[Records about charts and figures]

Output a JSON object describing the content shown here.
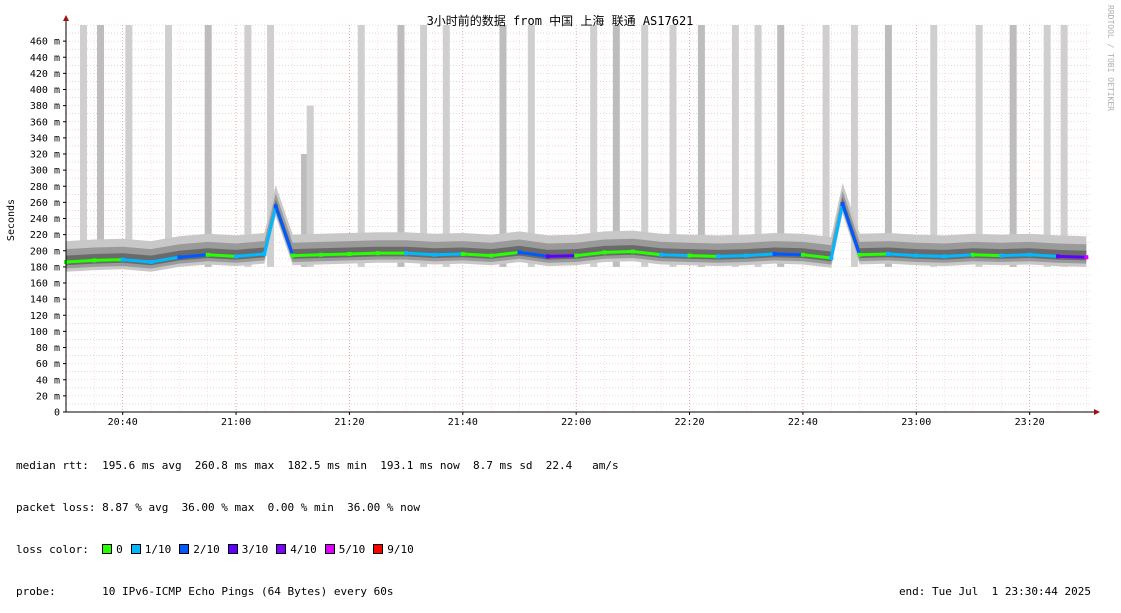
{
  "chart_data": {
    "type": "line",
    "title": "3小时前的数据 from 中国 上海 联通 AS17621",
    "ylabel": "Seconds",
    "xlabel": "",
    "ylim": [
      0,
      480
    ],
    "y_unit": "ms",
    "y_ticks": [
      {
        "value": 0,
        "label": "0"
      },
      {
        "value": 20,
        "label": "20 m"
      },
      {
        "value": 40,
        "label": "40 m"
      },
      {
        "value": 60,
        "label": "60 m"
      },
      {
        "value": 80,
        "label": "80 m"
      },
      {
        "value": 100,
        "label": "100 m"
      },
      {
        "value": 120,
        "label": "120 m"
      },
      {
        "value": 140,
        "label": "140 m"
      },
      {
        "value": 160,
        "label": "160 m"
      },
      {
        "value": 180,
        "label": "180 m"
      },
      {
        "value": 200,
        "label": "200 m"
      },
      {
        "value": 220,
        "label": "220 m"
      },
      {
        "value": 240,
        "label": "240 m"
      },
      {
        "value": 260,
        "label": "260 m"
      },
      {
        "value": 280,
        "label": "280 m"
      },
      {
        "value": 300,
        "label": "300 m"
      },
      {
        "value": 320,
        "label": "320 m"
      },
      {
        "value": 340,
        "label": "340 m"
      },
      {
        "value": 360,
        "label": "360 m"
      },
      {
        "value": 380,
        "label": "380 m"
      },
      {
        "value": 400,
        "label": "400 m"
      },
      {
        "value": 420,
        "label": "420 m"
      },
      {
        "value": 440,
        "label": "440 m"
      },
      {
        "value": 460,
        "label": "460 m"
      }
    ],
    "xlim": [
      "20:30",
      "23:31"
    ],
    "x_ticks": [
      "20:40",
      "21:00",
      "21:20",
      "21:40",
      "22:00",
      "22:20",
      "22:40",
      "23:00",
      "23:20"
    ],
    "grid": true,
    "series": [
      {
        "name": "median rtt",
        "x": [
          "20:30",
          "20:35",
          "20:40",
          "20:45",
          "20:50",
          "20:55",
          "21:00",
          "21:05",
          "21:07",
          "21:10",
          "21:15",
          "21:20",
          "21:25",
          "21:30",
          "21:35",
          "21:40",
          "21:45",
          "21:50",
          "21:55",
          "22:00",
          "22:05",
          "22:10",
          "22:15",
          "22:20",
          "22:25",
          "22:30",
          "22:35",
          "22:40",
          "22:45",
          "22:47",
          "22:50",
          "22:55",
          "23:00",
          "23:05",
          "23:10",
          "23:15",
          "23:20",
          "23:25",
          "23:30"
        ],
        "values": [
          186,
          188,
          189,
          186,
          192,
          195,
          193,
          196,
          255,
          194,
          195,
          196,
          197,
          197,
          195,
          196,
          194,
          198,
          193,
          194,
          198,
          199,
          195,
          194,
          193,
          194,
          196,
          195,
          191,
          258,
          195,
          196,
          194,
          193,
          195,
          194,
          195,
          193,
          192
        ],
        "loss": [
          "0",
          "0",
          "1/10",
          "1/10",
          "2/10",
          "0",
          "1/10",
          "1/10",
          "2/10",
          "0",
          "0",
          "0",
          "0",
          "1/10",
          "1/10",
          "0",
          "0",
          "2/10",
          "3/10",
          "0",
          "0",
          "0",
          "1/10",
          "0",
          "1/10",
          "1/10",
          "2/10",
          "0",
          "1/10",
          "2/10",
          "0",
          "1/10",
          "1/10",
          "1/10",
          "0",
          "1/10",
          "1/10",
          "3/10",
          "5/10"
        ]
      }
    ],
    "spikes_ms": [
      {
        "x": "20:33",
        "value": 480
      },
      {
        "x": "20:36",
        "value": 480
      },
      {
        "x": "20:41",
        "value": 480
      },
      {
        "x": "20:48",
        "value": 480
      },
      {
        "x": "20:55",
        "value": 480
      },
      {
        "x": "21:02",
        "value": 480
      },
      {
        "x": "21:06",
        "value": 480
      },
      {
        "x": "21:12",
        "value": 320
      },
      {
        "x": "21:13",
        "value": 380
      },
      {
        "x": "21:22",
        "value": 480
      },
      {
        "x": "21:29",
        "value": 480
      },
      {
        "x": "21:33",
        "value": 480
      },
      {
        "x": "21:37",
        "value": 480
      },
      {
        "x": "21:47",
        "value": 480
      },
      {
        "x": "21:52",
        "value": 480
      },
      {
        "x": "22:03",
        "value": 480
      },
      {
        "x": "22:07",
        "value": 480
      },
      {
        "x": "22:12",
        "value": 480
      },
      {
        "x": "22:17",
        "value": 480
      },
      {
        "x": "22:22",
        "value": 480
      },
      {
        "x": "22:28",
        "value": 480
      },
      {
        "x": "22:32",
        "value": 480
      },
      {
        "x": "22:36",
        "value": 480
      },
      {
        "x": "22:44",
        "value": 480
      },
      {
        "x": "22:49",
        "value": 480
      },
      {
        "x": "22:55",
        "value": 480
      },
      {
        "x": "23:03",
        "value": 480
      },
      {
        "x": "23:11",
        "value": 480
      },
      {
        "x": "23:17",
        "value": 480
      },
      {
        "x": "23:23",
        "value": 480
      },
      {
        "x": "23:26",
        "value": 480
      }
    ]
  },
  "watermark": "RRDTOOL / TOBI OETIKER",
  "stats": {
    "median_rtt": "median rtt:  195.6 ms avg  260.8 ms max  182.5 ms min  193.1 ms now  8.7 ms sd  22.4   am/s",
    "packet_loss": "packet loss: 8.87 % avg  36.00 % max  0.00 % min  36.00 % now",
    "loss_color_label": "loss color:",
    "loss_colors": [
      {
        "label": "0",
        "color": "#26ff00"
      },
      {
        "label": "1/10",
        "color": "#00b8ff"
      },
      {
        "label": "2/10",
        "color": "#0059ff"
      },
      {
        "label": "3/10",
        "color": "#5e00ff"
      },
      {
        "label": "4/10",
        "color": "#7e00ff"
      },
      {
        "label": "5/10",
        "color": "#dd00ff"
      },
      {
        "label": "9/10",
        "color": "#ff0000"
      }
    ],
    "probe_label": "probe:",
    "probe_value": "10 IPv6-ICMP Echo Pings (64 Bytes) every 60s",
    "end_text": "end: Tue Jul  1 23:30:44 2025"
  }
}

● **PROMPT**
Transcribe every entry word for word, but omit the pictures.

● **COMPLETE OUTPUT**
Output a JSON object describing the content shown here.
{
  "chart_data": {
    "type": "line",
    "title": "3小时前的数据 from 中国 上海 联通 AS17621",
    "ylabel": "Seconds",
    "xlabel": "",
    "ylim": [
      0,
      480
    ],
    "y_unit": "ms",
    "y_ticks": [
      {
        "value": 0,
        "label": "0"
      },
      {
        "value": 20,
        "label": "20 m"
      },
      {
        "value": 40,
        "label": "40 m"
      },
      {
        "value": 60,
        "label": "60 m"
      },
      {
        "value": 80,
        "label": "80 m"
      },
      {
        "value": 100,
        "label": "100 m"
      },
      {
        "value": 120,
        "label": "120 m"
      },
      {
        "value": 140,
        "label": "140 m"
      },
      {
        "value": 160,
        "label": "160 m"
      },
      {
        "value": 180,
        "label": "180 m"
      },
      {
        "value": 200,
        "label": "200 m"
      },
      {
        "value": 220,
        "label": "220 m"
      },
      {
        "value": 240,
        "label": "240 m"
      },
      {
        "value": 260,
        "label": "260 m"
      },
      {
        "value": 280,
        "label": "280 m"
      },
      {
        "value": 300,
        "label": "300 m"
      },
      {
        "value": 320,
        "label": "320 m"
      },
      {
        "value": 340,
        "label": "340 m"
      },
      {
        "value": 360,
        "label": "360 m"
      },
      {
        "value": 380,
        "label": "380 m"
      },
      {
        "value": 400,
        "label": "400 m"
      },
      {
        "value": 420,
        "label": "420 m"
      },
      {
        "value": 440,
        "label": "440 m"
      },
      {
        "value": 460,
        "label": "460 m"
      }
    ],
    "xlim": [
      "20:30",
      "23:31"
    ],
    "x_ticks": [
      "20:40",
      "21:00",
      "21:20",
      "21:40",
      "22:00",
      "22:20",
      "22:40",
      "23:00",
      "23:20"
    ],
    "grid": true,
    "series": [
      {
        "name": "median rtt",
        "x": [
          "20:30",
          "20:35",
          "20:40",
          "20:45",
          "20:50",
          "20:55",
          "21:00",
          "21:05",
          "21:07",
          "21:10",
          "21:15",
          "21:20",
          "21:25",
          "21:30",
          "21:35",
          "21:40",
          "21:45",
          "21:50",
          "21:55",
          "22:00",
          "22:05",
          "22:10",
          "22:15",
          "22:20",
          "22:25",
          "22:30",
          "22:35",
          "22:40",
          "22:45",
          "22:47",
          "22:50",
          "22:55",
          "23:00",
          "23:05",
          "23:10",
          "23:15",
          "23:20",
          "23:25",
          "23:30"
        ],
        "values": [
          186,
          188,
          189,
          186,
          192,
          195,
          193,
          196,
          255,
          194,
          195,
          196,
          197,
          197,
          195,
          196,
          194,
          198,
          193,
          194,
          198,
          199,
          195,
          194,
          193,
          194,
          196,
          195,
          191,
          258,
          195,
          196,
          194,
          193,
          195,
          194,
          195,
          193,
          192
        ],
        "loss": [
          "0",
          "0",
          "1/10",
          "1/10",
          "2/10",
          "0",
          "1/10",
          "1/10",
          "2/10",
          "0",
          "0",
          "0",
          "0",
          "1/10",
          "1/10",
          "0",
          "0",
          "2/10",
          "3/10",
          "0",
          "0",
          "0",
          "1/10",
          "0",
          "1/10",
          "1/10",
          "2/10",
          "0",
          "1/10",
          "2/10",
          "0",
          "1/10",
          "1/10",
          "1/10",
          "0",
          "1/10",
          "1/10",
          "3/10",
          "5/10"
        ]
      }
    ],
    "spikes_ms": [
      {
        "x": "20:33",
        "value": 480
      },
      {
        "x": "20:36",
        "value": 480
      },
      {
        "x": "20:41",
        "value": 480
      },
      {
        "x": "20:48",
        "value": 480
      },
      {
        "x": "20:55",
        "value": 480
      },
      {
        "x": "21:02",
        "value": 480
      },
      {
        "x": "21:06",
        "value": 480
      },
      {
        "x": "21:12",
        "value": 320
      },
      {
        "x": "21:13",
        "value": 380
      },
      {
        "x": "21:22",
        "value": 480
      },
      {
        "x": "21:29",
        "value": 480
      },
      {
        "x": "21:33",
        "value": 480
      },
      {
        "x": "21:37",
        "value": 480
      },
      {
        "x": "21:47",
        "value": 480
      },
      {
        "x": "21:52",
        "value": 480
      },
      {
        "x": "22:03",
        "value": 480
      },
      {
        "x": "22:07",
        "value": 480
      },
      {
        "x": "22:12",
        "value": 480
      },
      {
        "x": "22:17",
        "value": 480
      },
      {
        "x": "22:22",
        "value": 480
      },
      {
        "x": "22:28",
        "value": 480
      },
      {
        "x": "22:32",
        "value": 480
      },
      {
        "x": "22:36",
        "value": 480
      },
      {
        "x": "22:44",
        "value": 480
      },
      {
        "x": "22:49",
        "value": 480
      },
      {
        "x": "22:55",
        "value": 480
      },
      {
        "x": "23:03",
        "value": 480
      },
      {
        "x": "23:11",
        "value": 480
      },
      {
        "x": "23:17",
        "value": 480
      },
      {
        "x": "23:23",
        "value": 480
      },
      {
        "x": "23:26",
        "value": 480
      }
    ]
  },
  "watermark": "RRDTOOL / TOBI OETIKER",
  "stats": {
    "median_rtt": "median rtt:  195.6 ms avg  260.8 ms max  182.5 ms min  193.1 ms now  8.7 ms sd  22.4   am/s",
    "packet_loss": "packet loss: 8.87 % avg  36.00 % max  0.00 % min  36.00 % now",
    "loss_color_label": "loss color:",
    "loss_colors": [
      {
        "label": "0",
        "color": "#26ff00"
      },
      {
        "label": "1/10",
        "color": "#00b8ff"
      },
      {
        "label": "2/10",
        "color": "#0059ff"
      },
      {
        "label": "3/10",
        "color": "#5e00ff"
      },
      {
        "label": "4/10",
        "color": "#7e00ff"
      },
      {
        "label": "5/10",
        "color": "#dd00ff"
      },
      {
        "label": "9/10",
        "color": "#ff0000"
      }
    ],
    "probe_label": "probe:",
    "probe_value": "10 IPv6-ICMP Echo Pings (64 Bytes) every 60s",
    "end_text": "end: Tue Jul  1 23:30:44 2025"
  }
}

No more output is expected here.